**Provided data**
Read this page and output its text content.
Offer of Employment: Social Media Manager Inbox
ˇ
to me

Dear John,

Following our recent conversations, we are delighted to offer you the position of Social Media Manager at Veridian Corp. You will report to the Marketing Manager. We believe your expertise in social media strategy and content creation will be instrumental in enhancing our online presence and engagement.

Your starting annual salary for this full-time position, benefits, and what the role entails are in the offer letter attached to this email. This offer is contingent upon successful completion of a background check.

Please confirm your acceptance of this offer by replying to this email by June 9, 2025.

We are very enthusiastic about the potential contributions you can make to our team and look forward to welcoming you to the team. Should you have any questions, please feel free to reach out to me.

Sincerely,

--

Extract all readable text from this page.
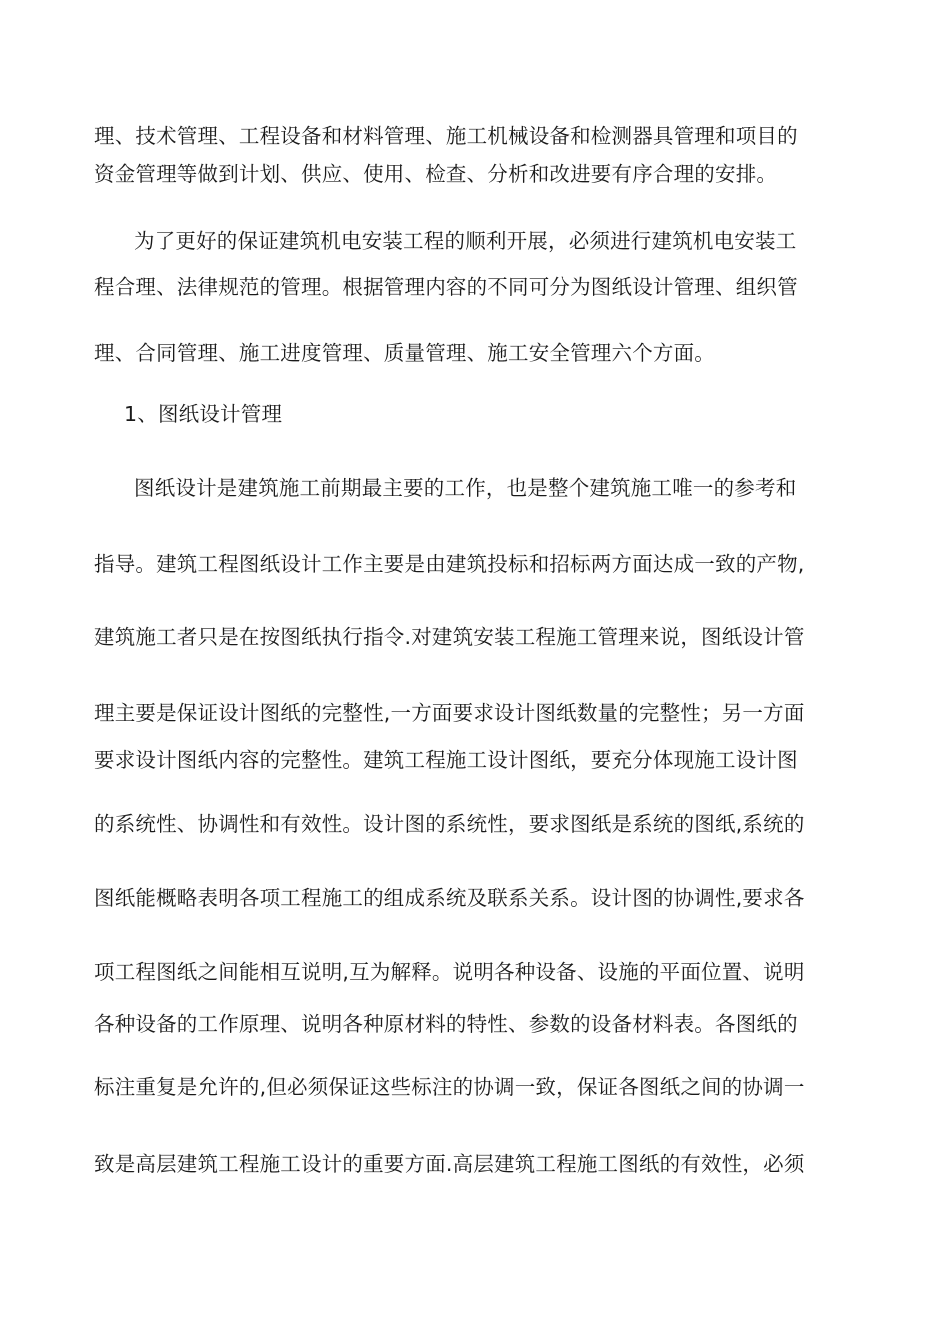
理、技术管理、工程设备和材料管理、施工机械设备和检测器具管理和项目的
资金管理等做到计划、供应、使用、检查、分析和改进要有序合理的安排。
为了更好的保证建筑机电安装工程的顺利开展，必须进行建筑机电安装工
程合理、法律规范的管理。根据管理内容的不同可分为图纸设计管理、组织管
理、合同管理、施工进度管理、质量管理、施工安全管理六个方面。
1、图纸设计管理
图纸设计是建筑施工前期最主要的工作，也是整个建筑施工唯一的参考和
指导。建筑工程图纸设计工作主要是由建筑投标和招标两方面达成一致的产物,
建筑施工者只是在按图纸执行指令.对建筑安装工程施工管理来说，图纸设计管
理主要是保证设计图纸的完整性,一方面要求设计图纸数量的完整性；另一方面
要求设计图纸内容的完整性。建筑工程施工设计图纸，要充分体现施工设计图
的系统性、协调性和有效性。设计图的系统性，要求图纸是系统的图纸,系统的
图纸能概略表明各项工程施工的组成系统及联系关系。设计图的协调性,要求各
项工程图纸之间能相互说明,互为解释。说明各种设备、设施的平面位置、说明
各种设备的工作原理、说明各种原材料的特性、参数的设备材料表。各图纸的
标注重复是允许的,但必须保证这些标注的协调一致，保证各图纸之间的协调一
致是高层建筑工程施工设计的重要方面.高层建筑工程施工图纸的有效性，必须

**Given problem**
Identify and copy all lines with the word "this".

**Solution**
Read this page and output its text content.
Your starting annual salary for this full-time position, benefits, and what the role entails are in the offer letter attached to this email. This offer is contingent upon successful completion of a background check.
Please confirm your acceptance of this offer by replying to this email by June 9, 2025.
Extract all readable text from this page.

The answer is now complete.